=== Instructions to follow ===
Repeat every line of the listing below exactly, minus the pictures.

=== The data ===
----

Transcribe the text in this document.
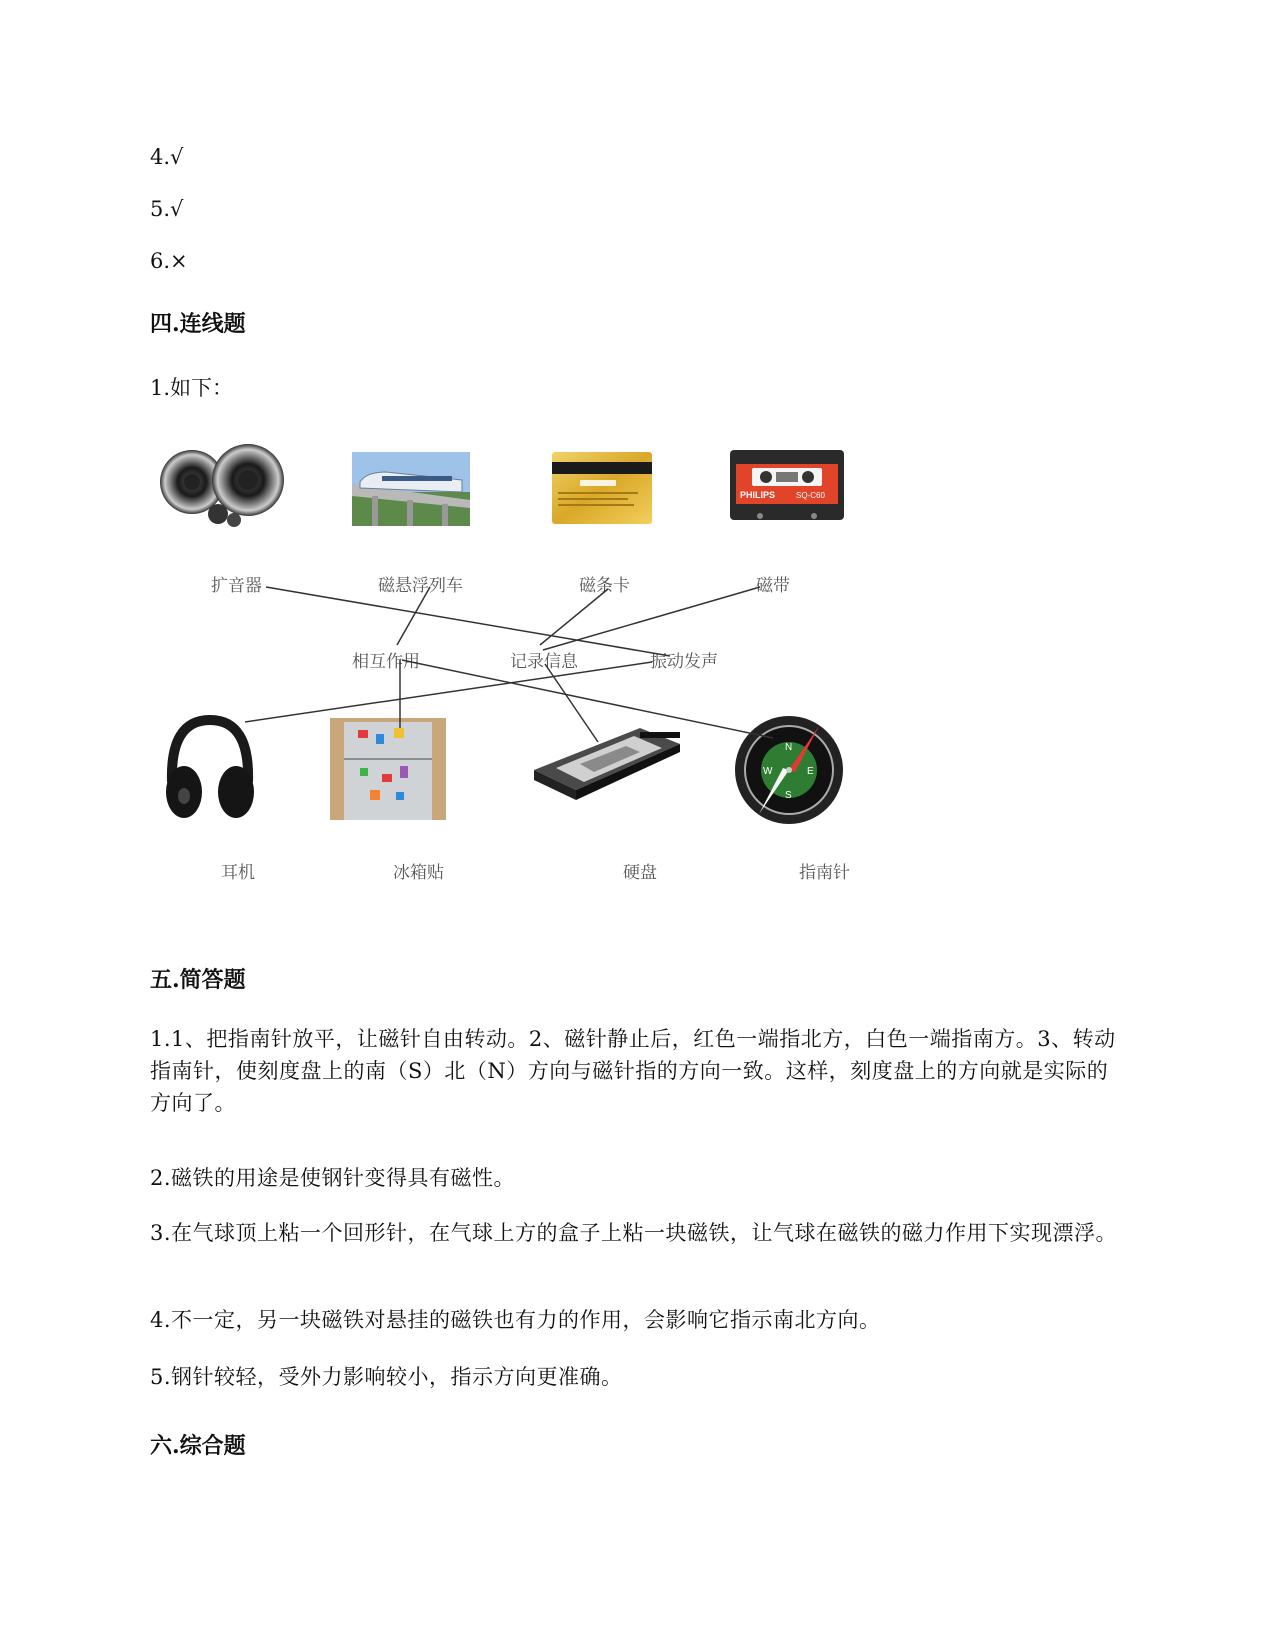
4.√
5.√
6.×
四.连线题
1.如下：
PHILIPS	SQ-C60
N
E
S
W
扩音器	磁悬浮列车	磁条卡	磁带
相互作用	记录信息	振动发声
耳机	冰箱贴	硬盘	指南针
五.简答题
1.1、把指南针放平，让磁针自由转动。2、磁针静止后，红色一端指北方，白色一端指南方。3、转动指南针，使刻度盘上的南（S）北（N）方向与磁针指的方向一致。这样，刻度盘上的方向就是实际的方向了。
2.磁铁的用途是使钢针变得具有磁性。
3.在气球顶上粘一个回形针，在气球上方的盒子上粘一块磁铁，让气球在磁铁的磁力作用下实现漂浮。
4.不一定，另一块磁铁对悬挂的磁铁也有力的作用，会影响它指示南北方向。
5.钢针较轻，受外力影响较小，指示方向更准确。
六.综合题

----

=== Correct answer ===
Transcribe the text in this document.
4.√
5.√
6.×
四.连线题
1.如下：
PHILIPS	SQ-C60
N
E
S
W
扩音器	磁悬浮列车	磁条卡	磁带
相互作用	记录信息	振动发声
耳机	冰箱贴	硬盘	指南针
五.简答题
1.1、把指南针放平，让磁针自由转动。2、磁针静止后，红色一端指北方，白色一端指南方。3、转动指南针，使刻度盘上的南（S）北（N）方向与磁针指的方向一致。这样，刻度盘上的方向就是实际的方向了。
2.磁铁的用途是使钢针变得具有磁性。
3.在气球顶上粘一个回形针，在气球上方的盒子上粘一块磁铁，让气球在磁铁的磁力作用下实现漂浮。
4.不一定，另一块磁铁对悬挂的磁铁也有力的作用，会影响它指示南北方向。
5.钢针较轻，受外力影响较小，指示方向更准确。
六.综合题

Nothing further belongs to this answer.